**DATA EXCERPTS**
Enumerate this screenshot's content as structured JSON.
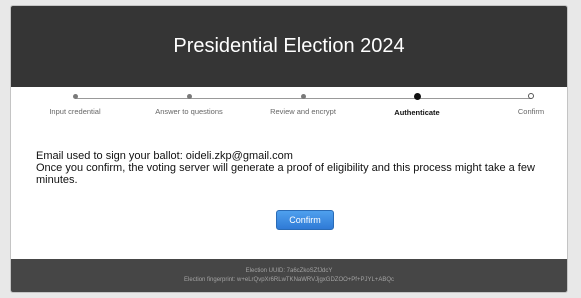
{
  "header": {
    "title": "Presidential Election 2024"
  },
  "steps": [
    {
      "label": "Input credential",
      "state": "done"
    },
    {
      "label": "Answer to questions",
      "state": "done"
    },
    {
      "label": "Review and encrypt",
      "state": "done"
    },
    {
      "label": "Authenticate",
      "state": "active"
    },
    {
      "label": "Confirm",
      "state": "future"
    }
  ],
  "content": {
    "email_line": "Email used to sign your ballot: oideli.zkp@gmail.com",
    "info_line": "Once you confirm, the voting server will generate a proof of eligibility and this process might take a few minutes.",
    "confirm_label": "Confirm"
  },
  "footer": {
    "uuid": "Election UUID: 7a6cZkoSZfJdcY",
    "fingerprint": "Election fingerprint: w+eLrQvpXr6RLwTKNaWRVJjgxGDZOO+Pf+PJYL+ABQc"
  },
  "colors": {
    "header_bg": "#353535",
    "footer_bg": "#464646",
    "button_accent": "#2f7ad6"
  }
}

**YOUR INSTRUCTIONS**
All entries must be written out again exactly as given, with no pictures in the copy.

**ANSWER**
Enumerate this screenshot's content as structured JSON.
{
  "header": {
    "title": "Presidential Election 2024"
  },
  "steps": [
    {
      "label": "Input credential",
      "state": "done"
    },
    {
      "label": "Answer to questions",
      "state": "done"
    },
    {
      "label": "Review and encrypt",
      "state": "done"
    },
    {
      "label": "Authenticate",
      "state": "active"
    },
    {
      "label": "Confirm",
      "state": "future"
    }
  ],
  "content": {
    "email_line": "Email used to sign your ballot: oideli.zkp@gmail.com",
    "info_line": "Once you confirm, the voting server will generate a proof of eligibility and this process might take a few minutes.",
    "confirm_label": "Confirm"
  },
  "footer": {
    "uuid": "Election UUID: 7a6cZkoSZfJdcY",
    "fingerprint": "Election fingerprint: w+eLrQvpXr6RLwTKNaWRVJjgxGDZOO+Pf+PJYL+ABQc"
  },
  "colors": {
    "header_bg": "#353535",
    "footer_bg": "#464646",
    "button_accent": "#2f7ad6"
  }
}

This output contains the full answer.